═══ Material supplied ═══

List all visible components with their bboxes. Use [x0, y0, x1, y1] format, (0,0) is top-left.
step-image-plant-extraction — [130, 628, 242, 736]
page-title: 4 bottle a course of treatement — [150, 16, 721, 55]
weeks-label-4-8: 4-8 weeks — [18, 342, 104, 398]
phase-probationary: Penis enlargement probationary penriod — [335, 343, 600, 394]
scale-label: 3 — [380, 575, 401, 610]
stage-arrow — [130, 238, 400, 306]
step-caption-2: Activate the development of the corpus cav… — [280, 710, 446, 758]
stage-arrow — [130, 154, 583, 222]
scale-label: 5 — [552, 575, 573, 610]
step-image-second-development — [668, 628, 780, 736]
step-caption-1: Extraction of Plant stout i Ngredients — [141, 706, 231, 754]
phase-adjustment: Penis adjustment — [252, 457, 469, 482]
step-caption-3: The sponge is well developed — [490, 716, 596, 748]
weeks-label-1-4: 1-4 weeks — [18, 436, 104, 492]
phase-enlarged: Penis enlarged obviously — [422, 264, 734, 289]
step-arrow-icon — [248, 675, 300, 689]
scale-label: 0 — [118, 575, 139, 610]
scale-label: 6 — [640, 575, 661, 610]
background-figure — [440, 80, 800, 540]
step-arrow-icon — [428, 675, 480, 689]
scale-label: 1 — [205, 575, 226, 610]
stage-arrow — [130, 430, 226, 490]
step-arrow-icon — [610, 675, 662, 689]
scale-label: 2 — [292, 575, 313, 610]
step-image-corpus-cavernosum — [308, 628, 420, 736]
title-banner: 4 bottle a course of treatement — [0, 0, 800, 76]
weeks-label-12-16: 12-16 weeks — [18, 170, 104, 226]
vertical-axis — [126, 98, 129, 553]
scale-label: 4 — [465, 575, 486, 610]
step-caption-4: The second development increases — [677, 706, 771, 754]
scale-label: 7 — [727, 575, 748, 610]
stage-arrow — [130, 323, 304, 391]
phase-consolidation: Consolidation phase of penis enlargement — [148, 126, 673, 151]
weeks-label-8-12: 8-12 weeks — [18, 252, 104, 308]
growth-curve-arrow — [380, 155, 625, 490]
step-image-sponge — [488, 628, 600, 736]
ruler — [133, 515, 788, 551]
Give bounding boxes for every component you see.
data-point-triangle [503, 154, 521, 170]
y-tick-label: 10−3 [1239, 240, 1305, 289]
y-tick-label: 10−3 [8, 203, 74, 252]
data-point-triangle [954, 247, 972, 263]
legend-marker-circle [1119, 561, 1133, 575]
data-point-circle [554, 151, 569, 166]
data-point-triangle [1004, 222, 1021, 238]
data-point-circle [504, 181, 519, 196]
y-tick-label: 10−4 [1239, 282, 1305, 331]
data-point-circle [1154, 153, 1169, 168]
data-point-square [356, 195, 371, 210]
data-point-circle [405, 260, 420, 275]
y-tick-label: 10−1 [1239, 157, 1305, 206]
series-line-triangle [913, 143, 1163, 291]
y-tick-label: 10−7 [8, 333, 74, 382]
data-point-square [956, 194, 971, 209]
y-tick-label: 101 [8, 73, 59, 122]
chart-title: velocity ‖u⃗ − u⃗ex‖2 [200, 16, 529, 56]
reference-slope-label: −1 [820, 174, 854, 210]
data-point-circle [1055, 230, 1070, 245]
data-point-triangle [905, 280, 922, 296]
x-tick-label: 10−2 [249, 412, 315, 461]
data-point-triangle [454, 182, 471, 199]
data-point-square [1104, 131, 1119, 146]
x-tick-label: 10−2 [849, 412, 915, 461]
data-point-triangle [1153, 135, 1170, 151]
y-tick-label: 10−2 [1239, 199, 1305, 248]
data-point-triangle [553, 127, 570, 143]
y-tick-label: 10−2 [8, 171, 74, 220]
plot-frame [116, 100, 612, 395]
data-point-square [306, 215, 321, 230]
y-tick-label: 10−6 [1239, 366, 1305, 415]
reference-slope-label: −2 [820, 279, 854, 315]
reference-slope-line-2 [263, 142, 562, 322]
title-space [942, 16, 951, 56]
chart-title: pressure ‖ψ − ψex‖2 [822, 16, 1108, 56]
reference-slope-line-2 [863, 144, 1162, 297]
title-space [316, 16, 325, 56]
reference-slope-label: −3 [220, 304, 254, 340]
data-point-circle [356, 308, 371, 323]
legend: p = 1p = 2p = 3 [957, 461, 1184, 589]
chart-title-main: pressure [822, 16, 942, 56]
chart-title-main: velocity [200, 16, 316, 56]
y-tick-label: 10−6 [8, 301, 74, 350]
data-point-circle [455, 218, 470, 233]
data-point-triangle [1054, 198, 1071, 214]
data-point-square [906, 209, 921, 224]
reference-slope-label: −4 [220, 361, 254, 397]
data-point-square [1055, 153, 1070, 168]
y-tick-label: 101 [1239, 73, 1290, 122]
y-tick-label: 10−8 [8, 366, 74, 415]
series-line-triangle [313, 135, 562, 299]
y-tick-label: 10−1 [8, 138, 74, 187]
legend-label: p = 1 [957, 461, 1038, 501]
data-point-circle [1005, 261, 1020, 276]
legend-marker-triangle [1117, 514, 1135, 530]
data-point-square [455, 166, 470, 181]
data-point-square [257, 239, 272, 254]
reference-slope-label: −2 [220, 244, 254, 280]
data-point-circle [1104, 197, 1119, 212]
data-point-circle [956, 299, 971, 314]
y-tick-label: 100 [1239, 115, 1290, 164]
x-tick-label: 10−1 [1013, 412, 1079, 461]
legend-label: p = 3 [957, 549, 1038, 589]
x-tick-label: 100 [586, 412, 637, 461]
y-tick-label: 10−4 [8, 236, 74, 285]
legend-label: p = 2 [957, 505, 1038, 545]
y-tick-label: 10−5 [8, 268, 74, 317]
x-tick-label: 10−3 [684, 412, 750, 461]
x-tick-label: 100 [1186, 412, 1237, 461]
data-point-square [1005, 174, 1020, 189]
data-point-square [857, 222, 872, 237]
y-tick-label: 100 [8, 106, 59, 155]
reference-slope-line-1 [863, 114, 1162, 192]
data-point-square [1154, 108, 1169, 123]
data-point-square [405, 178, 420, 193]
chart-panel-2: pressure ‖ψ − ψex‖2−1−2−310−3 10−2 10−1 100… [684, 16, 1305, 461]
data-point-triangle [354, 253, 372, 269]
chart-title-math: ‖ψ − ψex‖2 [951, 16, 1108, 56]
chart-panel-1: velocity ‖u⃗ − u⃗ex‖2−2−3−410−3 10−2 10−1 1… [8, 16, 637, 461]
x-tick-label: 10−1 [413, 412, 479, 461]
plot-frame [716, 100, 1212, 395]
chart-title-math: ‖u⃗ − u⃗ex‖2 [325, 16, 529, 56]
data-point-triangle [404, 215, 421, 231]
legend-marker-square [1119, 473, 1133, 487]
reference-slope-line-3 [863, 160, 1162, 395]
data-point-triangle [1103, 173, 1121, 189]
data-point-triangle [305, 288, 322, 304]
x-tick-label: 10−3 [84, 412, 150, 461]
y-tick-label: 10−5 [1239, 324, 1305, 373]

═══

■ Given exercise ■
Please print every item above again, line for line, with no changes.

■ Result ■
List all visible components with their bboxes. Use [x0, y0, x1, y1] format, (0,0) is top-left.
step-image-plant-extraction — [130, 628, 242, 736]
page-title: 4 bottle a course of treatement — [150, 16, 721, 55]
weeks-label-4-8: 4-8 weeks — [18, 342, 104, 398]
phase-probationary: Penis enlargement probationary penriod — [335, 343, 600, 394]
scale-label: 3 — [380, 575, 401, 610]
stage-arrow — [130, 238, 400, 306]
step-caption-2: Activate the development of the corpus cav… — [280, 710, 446, 758]
stage-arrow — [130, 154, 583, 222]
scale-label: 5 — [552, 575, 573, 610]
step-image-second-development — [668, 628, 780, 736]
step-caption-1: Extraction of Plant stout i Ngredients — [141, 706, 231, 754]
phase-adjustment: Penis adjustment — [252, 457, 469, 482]
step-caption-3: The sponge is well developed — [490, 716, 596, 748]
weeks-label-1-4: 1-4 weeks — [18, 436, 104, 492]
phase-enlarged: Penis enlarged obviously — [422, 264, 734, 289]
step-arrow-icon — [248, 675, 300, 689]
scale-label: 0 — [118, 575, 139, 610]
scale-label: 6 — [640, 575, 661, 610]
background-figure — [440, 80, 800, 540]
step-arrow-icon — [428, 675, 480, 689]
scale-label: 1 — [205, 575, 226, 610]
stage-arrow — [130, 430, 226, 490]
step-arrow-icon — [610, 675, 662, 689]
scale-label: 2 — [292, 575, 313, 610]
step-image-corpus-cavernosum — [308, 628, 420, 736]
title-banner: 4 bottle a course of treatement — [0, 0, 800, 76]
weeks-label-12-16: 12-16 weeks — [18, 170, 104, 226]
vertical-axis — [126, 98, 129, 553]
scale-label: 4 — [465, 575, 486, 610]
step-caption-4: The second development increases — [677, 706, 771, 754]
scale-label: 7 — [727, 575, 748, 610]
stage-arrow — [130, 323, 304, 391]
phase-consolidation: Consolidation phase of penis enlargement — [148, 126, 673, 151]
weeks-label-8-12: 8-12 weeks — [18, 252, 104, 308]
growth-curve-arrow — [380, 155, 625, 490]
step-image-sponge — [488, 628, 600, 736]
ruler — [133, 515, 788, 551]
Give bounding boxes for every component you see.
data-point-triangle [503, 154, 521, 170]
y-tick-label: 10−3 [1239, 240, 1305, 289]
y-tick-label: 10−3 [8, 203, 74, 252]
data-point-triangle [954, 247, 972, 263]
legend-marker-circle [1119, 561, 1133, 575]
data-point-circle [554, 151, 569, 166]
data-point-triangle [1004, 222, 1021, 238]
data-point-circle [504, 181, 519, 196]
y-tick-label: 10−4 [1239, 282, 1305, 331]
data-point-circle [1154, 153, 1169, 168]
data-point-square [356, 195, 371, 210]
data-point-circle [405, 260, 420, 275]
y-tick-label: 10−1 [1239, 157, 1305, 206]
series-line-triangle [913, 143, 1163, 291]
y-tick-label: 10−7 [8, 333, 74, 382]
data-point-square [956, 194, 971, 209]
y-tick-label: 101 [8, 73, 59, 122]
chart-title: velocity ‖u⃗ − u⃗ex‖2 [200, 16, 529, 56]
reference-slope-label: −1 [820, 174, 854, 210]
data-point-circle [1055, 230, 1070, 245]
data-point-triangle [905, 280, 922, 296]
x-tick-label: 10−2 [249, 412, 315, 461]
data-point-triangle [454, 182, 471, 199]
data-point-square [1104, 131, 1119, 146]
x-tick-label: 10−2 [849, 412, 915, 461]
data-point-triangle [1153, 135, 1170, 151]
y-tick-label: 10−2 [1239, 199, 1305, 248]
data-point-triangle [553, 127, 570, 143]
y-tick-label: 10−2 [8, 171, 74, 220]
plot-frame [116, 100, 612, 395]
data-point-square [306, 215, 321, 230]
y-tick-label: 10−6 [1239, 366, 1305, 415]
reference-slope-label: −2 [820, 279, 854, 315]
reference-slope-line-2 [263, 142, 562, 322]
title-space [942, 16, 951, 56]
chart-title: pressure ‖ψ − ψex‖2 [822, 16, 1108, 56]
reference-slope-line-2 [863, 144, 1162, 297]
title-space [316, 16, 325, 56]
reference-slope-label: −3 [220, 304, 254, 340]
data-point-circle [356, 308, 371, 323]
legend: p = 1p = 2p = 3 [957, 461, 1184, 589]
chart-title-main: pressure [822, 16, 942, 56]
chart-title-main: velocity [200, 16, 316, 56]
y-tick-label: 10−6 [8, 301, 74, 350]
data-point-circle [455, 218, 470, 233]
data-point-triangle [1054, 198, 1071, 214]
data-point-square [906, 209, 921, 224]
reference-slope-label: −4 [220, 361, 254, 397]
data-point-square [1055, 153, 1070, 168]
y-tick-label: 101 [1239, 73, 1290, 122]
y-tick-label: 10−8 [8, 366, 74, 415]
series-line-triangle [313, 135, 562, 299]
y-tick-label: 10−1 [8, 138, 74, 187]
legend-label: p = 1 [957, 461, 1038, 501]
data-point-circle [1005, 261, 1020, 276]
legend-marker-triangle [1117, 514, 1135, 530]
data-point-square [455, 166, 470, 181]
data-point-square [257, 239, 272, 254]
reference-slope-label: −2 [220, 244, 254, 280]
data-point-circle [1104, 197, 1119, 212]
data-point-circle [956, 299, 971, 314]
y-tick-label: 100 [1239, 115, 1290, 164]
x-tick-label: 10−1 [1013, 412, 1079, 461]
legend-label: p = 3 [957, 549, 1038, 589]
x-tick-label: 100 [586, 412, 637, 461]
y-tick-label: 10−4 [8, 236, 74, 285]
legend-label: p = 2 [957, 505, 1038, 545]
y-tick-label: 10−5 [8, 268, 74, 317]
x-tick-label: 10−3 [684, 412, 750, 461]
x-tick-label: 100 [1186, 412, 1237, 461]
data-point-square [1005, 174, 1020, 189]
data-point-square [857, 222, 872, 237]
y-tick-label: 100 [8, 106, 59, 155]
reference-slope-line-1 [863, 114, 1162, 192]
data-point-square [1154, 108, 1169, 123]
data-point-square [405, 178, 420, 193]
chart-panel-2: pressure ‖ψ − ψex‖2−1−2−310−3 10−2 10−1 100… [684, 16, 1305, 461]
data-point-triangle [354, 253, 372, 269]
chart-title-math: ‖ψ − ψex‖2 [951, 16, 1108, 56]
chart-panel-1: velocity ‖u⃗ − u⃗ex‖2−2−3−410−3 10−2 10−1 1… [8, 16, 637, 461]
x-tick-label: 10−1 [413, 412, 479, 461]
plot-frame [716, 100, 1212, 395]
chart-title-math: ‖u⃗ − u⃗ex‖2 [325, 16, 529, 56]
data-point-triangle [404, 215, 421, 231]
legend-marker-square [1119, 473, 1133, 487]
reference-slope-line-3 [863, 160, 1162, 395]
data-point-triangle [1103, 173, 1121, 189]
data-point-triangle [305, 288, 322, 304]
x-tick-label: 10−3 [84, 412, 150, 461]
y-tick-label: 10−5 [1239, 324, 1305, 373]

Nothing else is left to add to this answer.